## EXERCISE DIRECTIONS:
Each entry below is to be duplicated verbatim.

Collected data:

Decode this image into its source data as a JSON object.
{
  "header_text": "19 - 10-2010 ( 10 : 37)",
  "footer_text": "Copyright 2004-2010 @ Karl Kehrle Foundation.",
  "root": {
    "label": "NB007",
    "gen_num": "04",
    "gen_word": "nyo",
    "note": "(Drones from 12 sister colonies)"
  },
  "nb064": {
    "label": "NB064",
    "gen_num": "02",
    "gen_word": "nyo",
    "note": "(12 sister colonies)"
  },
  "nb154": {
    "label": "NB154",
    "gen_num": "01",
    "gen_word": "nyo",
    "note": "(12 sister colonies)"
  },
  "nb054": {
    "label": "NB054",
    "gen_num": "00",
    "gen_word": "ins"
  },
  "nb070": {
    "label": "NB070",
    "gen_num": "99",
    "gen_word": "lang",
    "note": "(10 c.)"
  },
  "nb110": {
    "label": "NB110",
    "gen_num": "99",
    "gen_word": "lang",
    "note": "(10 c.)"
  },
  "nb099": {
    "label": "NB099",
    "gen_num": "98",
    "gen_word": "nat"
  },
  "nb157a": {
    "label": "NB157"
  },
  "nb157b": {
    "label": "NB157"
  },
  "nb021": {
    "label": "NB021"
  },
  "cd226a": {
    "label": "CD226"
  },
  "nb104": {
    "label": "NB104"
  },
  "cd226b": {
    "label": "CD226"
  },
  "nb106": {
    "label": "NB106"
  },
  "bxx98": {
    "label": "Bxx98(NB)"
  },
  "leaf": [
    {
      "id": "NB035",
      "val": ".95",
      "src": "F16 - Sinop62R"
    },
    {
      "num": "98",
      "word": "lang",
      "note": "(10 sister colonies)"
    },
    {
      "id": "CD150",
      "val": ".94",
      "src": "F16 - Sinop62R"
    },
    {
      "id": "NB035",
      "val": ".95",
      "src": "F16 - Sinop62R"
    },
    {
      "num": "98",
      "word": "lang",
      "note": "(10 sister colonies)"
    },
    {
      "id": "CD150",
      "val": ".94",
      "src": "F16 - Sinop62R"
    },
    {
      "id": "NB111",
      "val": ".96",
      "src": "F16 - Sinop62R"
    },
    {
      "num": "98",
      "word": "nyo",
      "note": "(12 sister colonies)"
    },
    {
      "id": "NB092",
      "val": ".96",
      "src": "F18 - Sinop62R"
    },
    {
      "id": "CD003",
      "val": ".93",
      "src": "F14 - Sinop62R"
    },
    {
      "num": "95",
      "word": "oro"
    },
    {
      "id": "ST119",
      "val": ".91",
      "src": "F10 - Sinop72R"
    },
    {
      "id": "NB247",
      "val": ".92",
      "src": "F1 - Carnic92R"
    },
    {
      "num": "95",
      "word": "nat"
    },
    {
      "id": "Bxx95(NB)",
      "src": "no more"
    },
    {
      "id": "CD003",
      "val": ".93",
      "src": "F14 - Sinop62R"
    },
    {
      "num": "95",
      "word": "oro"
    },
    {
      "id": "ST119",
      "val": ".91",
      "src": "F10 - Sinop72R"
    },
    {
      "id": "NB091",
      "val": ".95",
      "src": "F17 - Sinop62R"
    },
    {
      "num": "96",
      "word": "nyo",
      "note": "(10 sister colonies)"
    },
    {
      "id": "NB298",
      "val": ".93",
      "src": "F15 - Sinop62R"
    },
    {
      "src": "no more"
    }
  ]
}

## RESULT:
Decode this image into its source data as a JSON object.
{
  "header_text": "19 - 10-2010 ( 10 : 37)",
  "footer_text": "Copyright 2004-2010 @ Karl Kehrle Foundation.",
  "root": {
    "label": "NB007",
    "gen_num": "04",
    "gen_word": "nyo",
    "note": "(Drones from 12 sister colonies)"
  },
  "nb064": {
    "label": "NB064",
    "gen_num": "02",
    "gen_word": "nyo",
    "note": "(12 sister colonies)"
  },
  "nb154": {
    "label": "NB154",
    "gen_num": "01",
    "gen_word": "nyo",
    "note": "(12 sister colonies)"
  },
  "nb054": {
    "label": "NB054",
    "gen_num": "00",
    "gen_word": "ins"
  },
  "nb070": {
    "label": "NB070",
    "gen_num": "99",
    "gen_word": "lang",
    "note": "(10 c.)"
  },
  "nb110": {
    "label": "NB110",
    "gen_num": "99",
    "gen_word": "lang",
    "note": "(10 c.)"
  },
  "nb099": {
    "label": "NB099",
    "gen_num": "98",
    "gen_word": "nat"
  },
  "nb157a": {
    "label": "NB157"
  },
  "nb157b": {
    "label": "NB157"
  },
  "nb021": {
    "label": "NB021"
  },
  "cd226a": {
    "label": "CD226"
  },
  "nb104": {
    "label": "NB104"
  },
  "cd226b": {
    "label": "CD226"
  },
  "nb106": {
    "label": "NB106"
  },
  "bxx98": {
    "label": "Bxx98(NB)"
  },
  "leaf": [
    {
      "id": "NB035",
      "val": ".95",
      "src": "F16 - Sinop62R"
    },
    {
      "num": "98",
      "word": "lang",
      "note": "(10 sister colonies)"
    },
    {
      "id": "CD150",
      "val": ".94",
      "src": "F16 - Sinop62R"
    },
    {
      "id": "NB035",
      "val": ".95",
      "src": "F16 - Sinop62R"
    },
    {
      "num": "98",
      "word": "lang",
      "note": "(10 sister colonies)"
    },
    {
      "id": "CD150",
      "val": ".94",
      "src": "F16 - Sinop62R"
    },
    {
      "id": "NB111",
      "val": ".96",
      "src": "F16 - Sinop62R"
    },
    {
      "num": "98",
      "word": "nyo",
      "note": "(12 sister colonies)"
    },
    {
      "id": "NB092",
      "val": ".96",
      "src": "F18 - Sinop62R"
    },
    {
      "id": "CD003",
      "val": ".93",
      "src": "F14 - Sinop62R"
    },
    {
      "num": "95",
      "word": "oro"
    },
    {
      "id": "ST119",
      "val": ".91",
      "src": "F10 - Sinop72R"
    },
    {
      "id": "NB247",
      "val": ".92",
      "src": "F1 - Carnic92R"
    },
    {
      "num": "95",
      "word": "nat"
    },
    {
      "id": "Bxx95(NB)",
      "src": "no more"
    },
    {
      "id": "CD003",
      "val": ".93",
      "src": "F14 - Sinop62R"
    },
    {
      "num": "95",
      "word": "oro"
    },
    {
      "id": "ST119",
      "val": ".91",
      "src": "F10 - Sinop72R"
    },
    {
      "id": "NB091",
      "val": ".95",
      "src": "F17 - Sinop62R"
    },
    {
      "num": "96",
      "word": "nyo",
      "note": "(10 sister colonies)"
    },
    {
      "id": "NB298",
      "val": ".93",
      "src": "F15 - Sinop62R"
    },
    {
      "src": "no more"
    }
  ]
}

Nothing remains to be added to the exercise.